▶ [STATED TASK]: Compute the number of lines that include the string "Live", then output that number and nothing else.

[Records from a data source]
-- -- --

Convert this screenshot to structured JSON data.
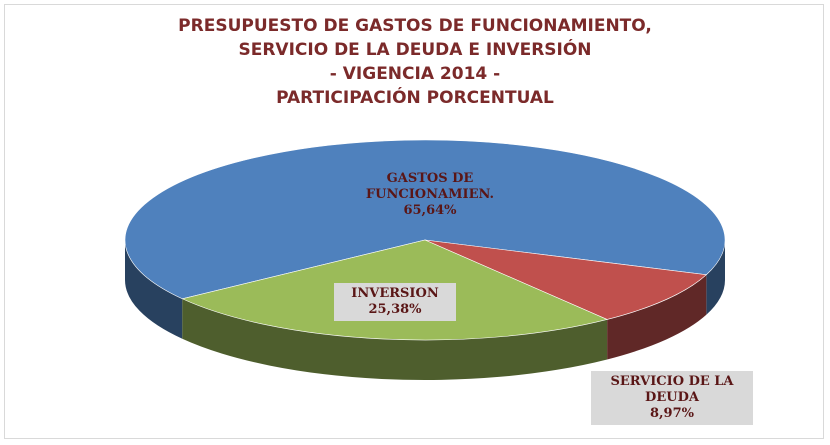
{
  "chart_data": {
    "type": "pie",
    "title": "PRESUPUESTO DE GASTOS DE FUNCIONAMIENTO,\nSERVICIO DE LA DEUDA E INVERSIÓN\n- VIGENCIA 2014 -\nPARTICIPACIÓN PORCENTUAL",
    "categories": [
      "GASTOS DE FUNCIONAMIEN.",
      "SERVICIO DE LA DEUDA",
      "INVERSION"
    ],
    "values": [
      65.64,
      8.97,
      25.38
    ],
    "value_labels": [
      "65,64%",
      "8,97%",
      "25,38%"
    ],
    "colors": [
      "#4f81bd",
      "#c0504d",
      "#9bbb59"
    ]
  }
}
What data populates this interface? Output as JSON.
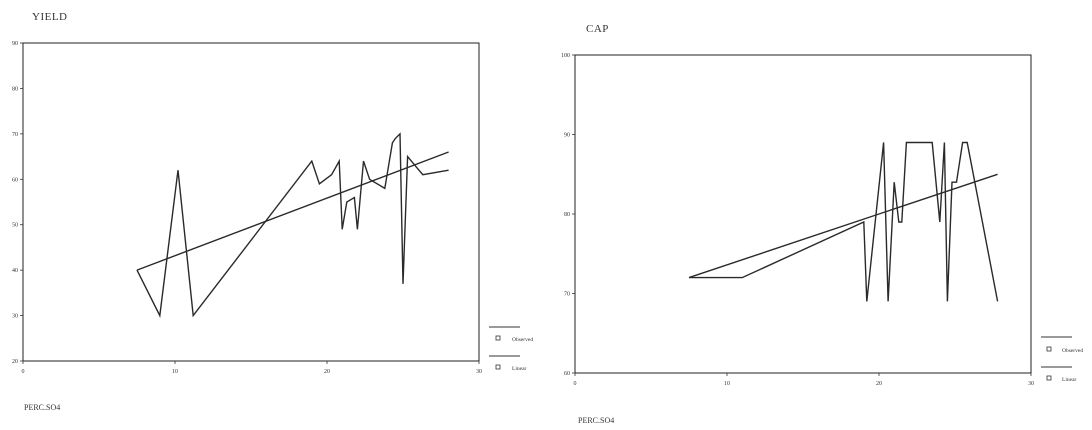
{
  "chart_data": [
    {
      "type": "line",
      "title": "YIELD",
      "xlabel": "PERC.SO4",
      "ylabel": "",
      "xlim": [
        0,
        30
      ],
      "ylim": [
        20,
        90
      ],
      "x_ticks": [
        "0",
        "10",
        "20",
        "30"
      ],
      "y_ticks": [
        "20",
        "30",
        "40",
        "50",
        "60",
        "70",
        "80",
        "90"
      ],
      "legend_placement": "bottom-right",
      "series": [
        {
          "name": "Observed",
          "x": [
            7.5,
            9.0,
            10.2,
            11.2,
            19.0,
            19.5,
            20.3,
            20.8,
            21.0,
            21.3,
            21.8,
            22.0,
            22.4,
            22.8,
            23.8,
            24.3,
            24.5,
            24.8,
            25.0,
            25.3,
            25.8,
            26.3,
            28.0
          ],
          "y": [
            40,
            30,
            62,
            30,
            64,
            59,
            61,
            64,
            49,
            55,
            56,
            49,
            64,
            60,
            58,
            68,
            69,
            70,
            37,
            65,
            63,
            61,
            62
          ]
        },
        {
          "name": "Linear",
          "x": [
            7.5,
            28.0
          ],
          "y": [
            40,
            66
          ]
        }
      ]
    },
    {
      "type": "line",
      "title": "CAP",
      "xlabel": "PERC.SO4",
      "ylabel": "",
      "xlim": [
        0,
        30
      ],
      "ylim": [
        60,
        100
      ],
      "x_ticks": [
        "0",
        "10",
        "20",
        "30"
      ],
      "y_ticks": [
        "60",
        "70",
        "80",
        "90",
        "100"
      ],
      "legend_placement": "bottom-right",
      "series": [
        {
          "name": "Observed",
          "x": [
            7.5,
            11.0,
            19.0,
            19.2,
            20.3,
            20.6,
            21.0,
            21.3,
            21.5,
            21.8,
            23.5,
            24.0,
            24.3,
            24.5,
            24.8,
            25.1,
            25.5,
            25.8,
            27.8
          ],
          "y": [
            72,
            72,
            79,
            69,
            89,
            69,
            84,
            79,
            79,
            89,
            89,
            79,
            89,
            69,
            84,
            84,
            89,
            89,
            69
          ]
        },
        {
          "name": "Linear",
          "x": [
            7.5,
            27.8
          ],
          "y": [
            72,
            85
          ]
        }
      ]
    }
  ]
}
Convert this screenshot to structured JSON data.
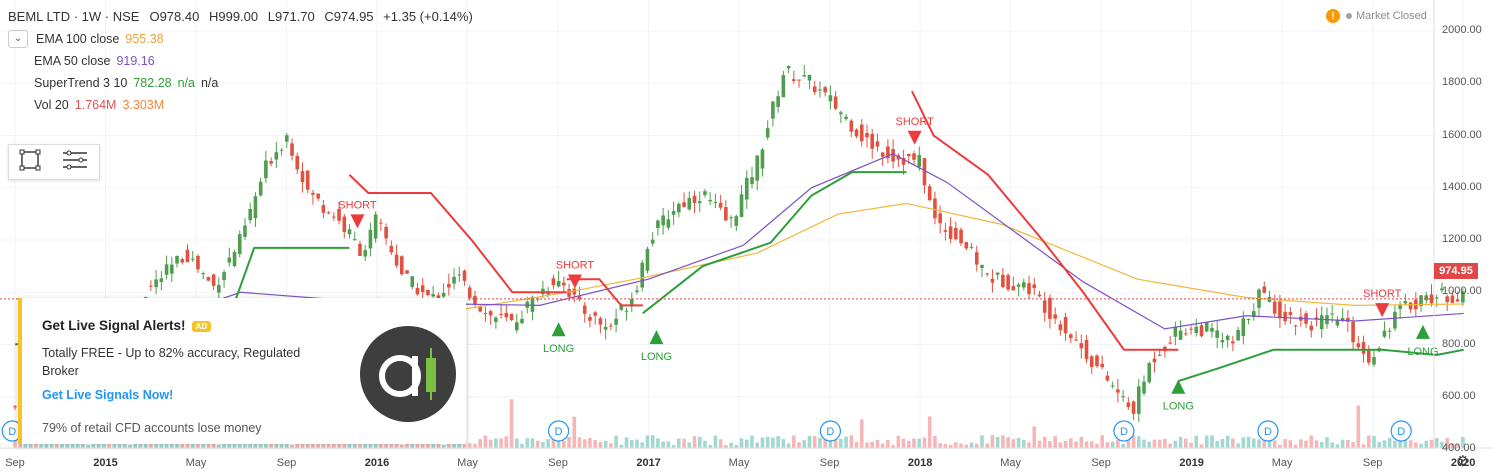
{
  "header": {
    "symbol": "BEML LTD · 1W · NSE",
    "open": "O978.40",
    "high": "H999.00",
    "low": "L971.70",
    "close": "C974.95",
    "change": "+1.35 (+0.14%)"
  },
  "indicators": [
    {
      "label": "EMA 100 close",
      "values": [
        "955.38"
      ],
      "colors": [
        "#e8a33a"
      ]
    },
    {
      "label": "EMA 50 close",
      "values": [
        "919.16"
      ],
      "colors": [
        "#7b52c7"
      ]
    },
    {
      "label": "SuperTrend 3 10",
      "values": [
        "782.28",
        "n/a",
        "n/a"
      ],
      "colors": [
        "#2e9e3a",
        "#2e9e3a",
        "#333333"
      ]
    },
    {
      "label": "Vol 20",
      "values": [
        "1.764M",
        "3.303M"
      ],
      "colors": [
        "#e05151",
        "#f0853a"
      ]
    }
  ],
  "toolbox": {
    "rect_icon": "rectangle-tool-icon",
    "menu_icon": "lines-menu-icon"
  },
  "status": {
    "warning": "!",
    "market": "Market Closed"
  },
  "ad": {
    "headline": "Get Live Signal Alerts!",
    "badge": "AD",
    "description": "Totally FREE - Up to 82% accuracy, Regulated Broker",
    "link": "Get Live Signals Now!",
    "risk": "79% of retail CFD accounts lose money",
    "logo_icon": "a-logo-icon"
  },
  "price_tag": "974.95",
  "colors": {
    "up": "#4f9d4f",
    "down": "#e0523f",
    "ema100": "#f0b73f",
    "ema50": "#7b52c7",
    "supertrend_up": "#2e9e3a",
    "supertrend_down": "#ee3a3a",
    "short_label": "#ee3a3a",
    "long_label": "#2e9e3a",
    "dividend": "#2196f3"
  },
  "chart_data": {
    "type": "candlestick",
    "y_axis": {
      "labels": [
        "2000.00",
        "1800.00",
        "1600.00",
        "1400.00",
        "1200.00",
        "1000.00",
        "800.00",
        "600.00",
        "400.00"
      ],
      "range": [
        330,
        2020
      ]
    },
    "x_axis": {
      "labels": [
        {
          "text": "Sep",
          "bold": false
        },
        {
          "text": "2015",
          "bold": true
        },
        {
          "text": "May",
          "bold": false
        },
        {
          "text": "Sep",
          "bold": false
        },
        {
          "text": "2016",
          "bold": true
        },
        {
          "text": "May",
          "bold": false
        },
        {
          "text": "Sep",
          "bold": false
        },
        {
          "text": "2017",
          "bold": true
        },
        {
          "text": "May",
          "bold": false
        },
        {
          "text": "Sep",
          "bold": false
        },
        {
          "text": "2018",
          "bold": true
        },
        {
          "text": "May",
          "bold": false
        },
        {
          "text": "Sep",
          "bold": false
        },
        {
          "text": "2019",
          "bold": true
        },
        {
          "text": "May",
          "bold": false
        },
        {
          "text": "Sep",
          "bold": false
        },
        {
          "text": "2020",
          "bold": true
        }
      ]
    },
    "close_path": [
      [
        2014.7,
        560
      ],
      [
        2014.9,
        700
      ],
      [
        2015.0,
        820
      ],
      [
        2015.15,
        1000
      ],
      [
        2015.3,
        1150
      ],
      [
        2015.4,
        1020
      ],
      [
        2015.5,
        1200
      ],
      [
        2015.6,
        1500
      ],
      [
        2015.67,
        1600
      ],
      [
        2015.75,
        1380
      ],
      [
        2015.85,
        1290
      ],
      [
        2015.95,
        1150
      ],
      [
        2016.0,
        1280
      ],
      [
        2016.1,
        1060
      ],
      [
        2016.2,
        970
      ],
      [
        2016.3,
        1060
      ],
      [
        2016.4,
        920
      ],
      [
        2016.5,
        880
      ],
      [
        2016.6,
        1000
      ],
      [
        2016.67,
        1060
      ],
      [
        2016.75,
        940
      ],
      [
        2016.85,
        860
      ],
      [
        2016.95,
        1000
      ],
      [
        2017.0,
        1200
      ],
      [
        2017.1,
        1330
      ],
      [
        2017.2,
        1380
      ],
      [
        2017.3,
        1260
      ],
      [
        2017.4,
        1500
      ],
      [
        2017.5,
        1850
      ],
      [
        2017.6,
        1800
      ],
      [
        2017.7,
        1700
      ],
      [
        2017.8,
        1580
      ],
      [
        2017.9,
        1520
      ],
      [
        2018.0,
        1500
      ],
      [
        2018.05,
        1280
      ],
      [
        2018.15,
        1200
      ],
      [
        2018.25,
        1060
      ],
      [
        2018.4,
        1020
      ],
      [
        2018.5,
        900
      ],
      [
        2018.6,
        780
      ],
      [
        2018.7,
        650
      ],
      [
        2018.78,
        540
      ],
      [
        2018.85,
        740
      ],
      [
        2018.95,
        860
      ],
      [
        2019.05,
        860
      ],
      [
        2019.15,
        800
      ],
      [
        2019.25,
        1000
      ],
      [
        2019.35,
        900
      ],
      [
        2019.45,
        880
      ],
      [
        2019.55,
        900
      ],
      [
        2019.65,
        740
      ],
      [
        2019.75,
        920
      ],
      [
        2019.85,
        980
      ],
      [
        2019.95,
        990
      ],
      [
        2020.0,
        975
      ]
    ],
    "ema100": [
      [
        2014.67,
        450
      ],
      [
        2015.3,
        830
      ],
      [
        2016.0,
        880
      ],
      [
        2016.7,
        1000
      ],
      [
        2017.0,
        1060
      ],
      [
        2017.4,
        1150
      ],
      [
        2017.7,
        1300
      ],
      [
        2017.95,
        1340
      ],
      [
        2018.3,
        1260
      ],
      [
        2018.8,
        1050
      ],
      [
        2019.2,
        980
      ],
      [
        2019.6,
        950
      ],
      [
        2020.0,
        955
      ]
    ],
    "ema50": [
      [
        2014.67,
        480
      ],
      [
        2015.0,
        820
      ],
      [
        2015.5,
        1000
      ],
      [
        2016.0,
        960
      ],
      [
        2016.6,
        950
      ],
      [
        2017.0,
        1050
      ],
      [
        2017.35,
        1180
      ],
      [
        2017.6,
        1400
      ],
      [
        2017.9,
        1530
      ],
      [
        2018.1,
        1420
      ],
      [
        2018.6,
        1040
      ],
      [
        2018.9,
        860
      ],
      [
        2019.2,
        910
      ],
      [
        2019.6,
        890
      ],
      [
        2020.0,
        919
      ]
    ],
    "supertrend": [
      {
        "trend": "long",
        "points": [
          [
            2014.67,
            800
          ],
          [
            2015.1,
            860
          ],
          [
            2015.45,
            880
          ],
          [
            2015.55,
            1170
          ],
          [
            2015.9,
            1170
          ]
        ]
      },
      {
        "trend": "short",
        "points": [
          [
            2015.9,
            1450
          ],
          [
            2015.97,
            1380
          ],
          [
            2016.2,
            1380
          ],
          [
            2016.35,
            1200
          ],
          [
            2016.5,
            1000
          ],
          [
            2016.7,
            1000
          ]
        ]
      },
      {
        "trend": "short",
        "points": [
          [
            2016.7,
            1050
          ],
          [
            2016.82,
            1050
          ],
          [
            2016.9,
            950
          ],
          [
            2016.98,
            950
          ]
        ]
      },
      {
        "trend": "long",
        "points": [
          [
            2016.98,
            920
          ],
          [
            2017.2,
            1100
          ],
          [
            2017.45,
            1190
          ],
          [
            2017.6,
            1370
          ],
          [
            2017.75,
            1460
          ],
          [
            2017.95,
            1460
          ]
        ]
      },
      {
        "trend": "short",
        "points": [
          [
            2017.97,
            1770
          ],
          [
            2018.05,
            1600
          ],
          [
            2018.25,
            1450
          ],
          [
            2018.45,
            1200
          ],
          [
            2018.6,
            1000
          ],
          [
            2018.75,
            780
          ],
          [
            2018.95,
            780
          ]
        ]
      },
      {
        "trend": "long",
        "points": [
          [
            2018.95,
            660
          ],
          [
            2019.1,
            710
          ],
          [
            2019.3,
            780
          ],
          [
            2019.7,
            780
          ],
          [
            2019.9,
            760
          ],
          [
            2020.0,
            780
          ]
        ]
      }
    ],
    "signals": [
      {
        "text": "SHORT",
        "year": 2015.93,
        "price": 1260,
        "dir": "down"
      },
      {
        "text": "SHORT",
        "year": 2016.73,
        "price": 1030,
        "dir": "down"
      },
      {
        "text": "LONG",
        "year": 2016.67,
        "price": 870,
        "dir": "up"
      },
      {
        "text": "LONG",
        "year": 2017.03,
        "price": 840,
        "dir": "up"
      },
      {
        "text": "SHORT",
        "year": 2017.98,
        "price": 1580,
        "dir": "down"
      },
      {
        "text": "LONG",
        "year": 2018.95,
        "price": 650,
        "dir": "up"
      },
      {
        "text": "SHORT",
        "year": 2019.7,
        "price": 920,
        "dir": "down"
      },
      {
        "text": "LONG",
        "year": 2019.85,
        "price": 860,
        "dir": "up"
      }
    ],
    "dividends": [
      {
        "label": "D",
        "year": 2014.66
      },
      {
        "label": "D",
        "year": 2016.67
      },
      {
        "label": "D",
        "year": 2017.67
      },
      {
        "label": "D",
        "year": 2018.75
      },
      {
        "label": "D",
        "year": 2019.28
      },
      {
        "label": "D",
        "year": 2019.77
      }
    ],
    "last_price": 974.95
  }
}
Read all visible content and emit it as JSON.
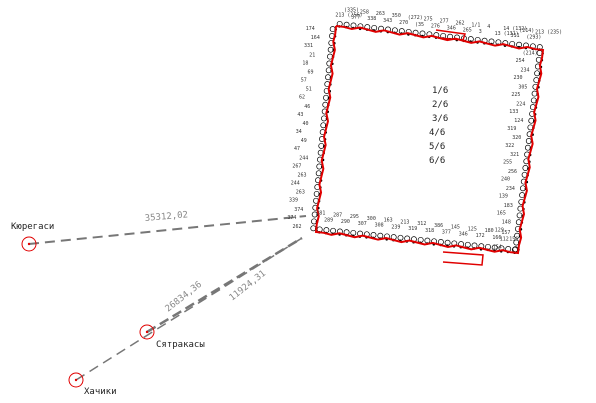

-- -- --

▶ [ANSWER FOR THE TASK]: 2